▶ What to work on: Every entry needs to be reproduced exactly.

▶ Given records:
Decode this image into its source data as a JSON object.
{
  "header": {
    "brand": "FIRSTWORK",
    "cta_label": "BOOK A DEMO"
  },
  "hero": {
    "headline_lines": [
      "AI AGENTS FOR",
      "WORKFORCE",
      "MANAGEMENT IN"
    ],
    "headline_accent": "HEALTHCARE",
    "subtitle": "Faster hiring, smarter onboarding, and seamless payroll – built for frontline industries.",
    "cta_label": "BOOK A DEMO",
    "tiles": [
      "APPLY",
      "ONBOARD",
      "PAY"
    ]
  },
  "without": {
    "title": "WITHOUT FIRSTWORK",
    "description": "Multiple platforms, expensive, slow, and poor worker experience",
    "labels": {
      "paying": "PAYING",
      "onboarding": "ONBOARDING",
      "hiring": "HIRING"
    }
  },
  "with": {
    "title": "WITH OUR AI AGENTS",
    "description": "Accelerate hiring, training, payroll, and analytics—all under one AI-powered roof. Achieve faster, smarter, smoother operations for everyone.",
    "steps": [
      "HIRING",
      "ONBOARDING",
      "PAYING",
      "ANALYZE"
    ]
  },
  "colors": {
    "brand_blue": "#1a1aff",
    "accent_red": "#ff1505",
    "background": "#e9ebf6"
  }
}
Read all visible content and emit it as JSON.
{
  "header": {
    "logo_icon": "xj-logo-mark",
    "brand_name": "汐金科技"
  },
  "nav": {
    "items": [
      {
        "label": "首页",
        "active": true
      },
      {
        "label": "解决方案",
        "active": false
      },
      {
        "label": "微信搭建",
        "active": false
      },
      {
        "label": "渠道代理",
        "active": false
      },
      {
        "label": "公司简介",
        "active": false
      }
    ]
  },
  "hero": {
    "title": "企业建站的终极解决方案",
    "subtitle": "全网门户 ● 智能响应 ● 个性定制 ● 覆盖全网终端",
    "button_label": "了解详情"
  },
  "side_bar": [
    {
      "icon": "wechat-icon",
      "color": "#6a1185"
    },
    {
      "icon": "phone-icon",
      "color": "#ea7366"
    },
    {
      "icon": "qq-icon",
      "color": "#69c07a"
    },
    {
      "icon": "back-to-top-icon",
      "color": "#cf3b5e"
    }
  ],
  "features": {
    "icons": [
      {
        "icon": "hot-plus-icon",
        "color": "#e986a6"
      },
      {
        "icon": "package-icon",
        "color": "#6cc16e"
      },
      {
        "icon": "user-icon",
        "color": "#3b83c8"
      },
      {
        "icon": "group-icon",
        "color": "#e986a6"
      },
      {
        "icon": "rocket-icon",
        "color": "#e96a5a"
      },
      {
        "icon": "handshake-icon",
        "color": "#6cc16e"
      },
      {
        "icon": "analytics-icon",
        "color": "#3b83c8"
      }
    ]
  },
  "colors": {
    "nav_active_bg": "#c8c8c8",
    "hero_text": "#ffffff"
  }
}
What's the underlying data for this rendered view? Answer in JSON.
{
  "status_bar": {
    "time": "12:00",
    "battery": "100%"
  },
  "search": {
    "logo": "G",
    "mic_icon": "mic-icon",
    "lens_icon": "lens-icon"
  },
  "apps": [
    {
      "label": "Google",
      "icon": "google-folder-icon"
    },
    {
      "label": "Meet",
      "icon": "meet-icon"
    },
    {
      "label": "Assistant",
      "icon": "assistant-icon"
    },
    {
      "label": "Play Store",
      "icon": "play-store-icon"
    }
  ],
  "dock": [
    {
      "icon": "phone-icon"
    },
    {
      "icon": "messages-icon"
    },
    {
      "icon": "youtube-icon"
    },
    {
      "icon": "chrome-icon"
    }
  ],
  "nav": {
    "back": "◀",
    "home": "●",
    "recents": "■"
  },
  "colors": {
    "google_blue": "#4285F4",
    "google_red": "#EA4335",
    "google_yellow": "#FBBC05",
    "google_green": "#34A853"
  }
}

▶ Answer for the task:
Decode this image into its source data as a JSON object.
{
  "header": {
    "brand": "FIRSTWORK",
    "cta_label": "BOOK A DEMO"
  },
  "hero": {
    "headline_lines": [
      "AI AGENTS FOR",
      "WORKFORCE",
      "MANAGEMENT IN"
    ],
    "headline_accent": "HEALTHCARE",
    "subtitle": "Faster hiring, smarter onboarding, and seamless payroll – built for frontline industries.",
    "cta_label": "BOOK A DEMO",
    "tiles": [
      "APPLY",
      "ONBOARD",
      "PAY"
    ]
  },
  "without": {
    "title": "WITHOUT FIRSTWORK",
    "description": "Multiple platforms, expensive, slow, and poor worker experience",
    "labels": {
      "paying": "PAYING",
      "onboarding": "ONBOARDING",
      "hiring": "HIRING"
    }
  },
  "with": {
    "title": "WITH OUR AI AGENTS",
    "description": "Accelerate hiring, training, payroll, and analytics—all under one AI-powered roof. Achieve faster, smarter, smoother operations for everyone.",
    "steps": [
      "HIRING",
      "ONBOARDING",
      "PAYING",
      "ANALYZE"
    ]
  },
  "colors": {
    "brand_blue": "#1a1aff",
    "accent_red": "#ff1505",
    "background": "#e9ebf6"
  }
}
Read all visible content and emit it as JSON.
{
  "header": {
    "logo_icon": "xj-logo-mark",
    "brand_name": "汐金科技"
  },
  "nav": {
    "items": [
      {
        "label": "首页",
        "active": true
      },
      {
        "label": "解决方案",
        "active": false
      },
      {
        "label": "微信搭建",
        "active": false
      },
      {
        "label": "渠道代理",
        "active": false
      },
      {
        "label": "公司简介",
        "active": false
      }
    ]
  },
  "hero": {
    "title": "企业建站的终极解决方案",
    "subtitle": "全网门户 ● 智能响应 ● 个性定制 ● 覆盖全网终端",
    "button_label": "了解详情"
  },
  "side_bar": [
    {
      "icon": "wechat-icon",
      "color": "#6a1185"
    },
    {
      "icon": "phone-icon",
      "color": "#ea7366"
    },
    {
      "icon": "qq-icon",
      "color": "#69c07a"
    },
    {
      "icon": "back-to-top-icon",
      "color": "#cf3b5e"
    }
  ],
  "features": {
    "icons": [
      {
        "icon": "hot-plus-icon",
        "color": "#e986a6"
      },
      {
        "icon": "package-icon",
        "color": "#6cc16e"
      },
      {
        "icon": "user-icon",
        "color": "#3b83c8"
      },
      {
        "icon": "group-icon",
        "color": "#e986a6"
      },
      {
        "icon": "rocket-icon",
        "color": "#e96a5a"
      },
      {
        "icon": "handshake-icon",
        "color": "#6cc16e"
      },
      {
        "icon": "analytics-icon",
        "color": "#3b83c8"
      }
    ]
  },
  "colors": {
    "nav_active_bg": "#c8c8c8",
    "hero_text": "#ffffff"
  }
}
What's the underlying data for this rendered view? Answer in JSON.
{
  "status_bar": {
    "time": "12:00",
    "battery": "100%"
  },
  "search": {
    "logo": "G",
    "mic_icon": "mic-icon",
    "lens_icon": "lens-icon"
  },
  "apps": [
    {
      "label": "Google",
      "icon": "google-folder-icon"
    },
    {
      "label": "Meet",
      "icon": "meet-icon"
    },
    {
      "label": "Assistant",
      "icon": "assistant-icon"
    },
    {
      "label": "Play Store",
      "icon": "play-store-icon"
    }
  ],
  "dock": [
    {
      "icon": "phone-icon"
    },
    {
      "icon": "messages-icon"
    },
    {
      "icon": "youtube-icon"
    },
    {
      "icon": "chrome-icon"
    }
  ],
  "nav": {
    "back": "◀",
    "home": "●",
    "recents": "■"
  },
  "colors": {
    "google_blue": "#4285F4",
    "google_red": "#EA4335",
    "google_yellow": "#FBBC05",
    "google_green": "#34A853"
  }
}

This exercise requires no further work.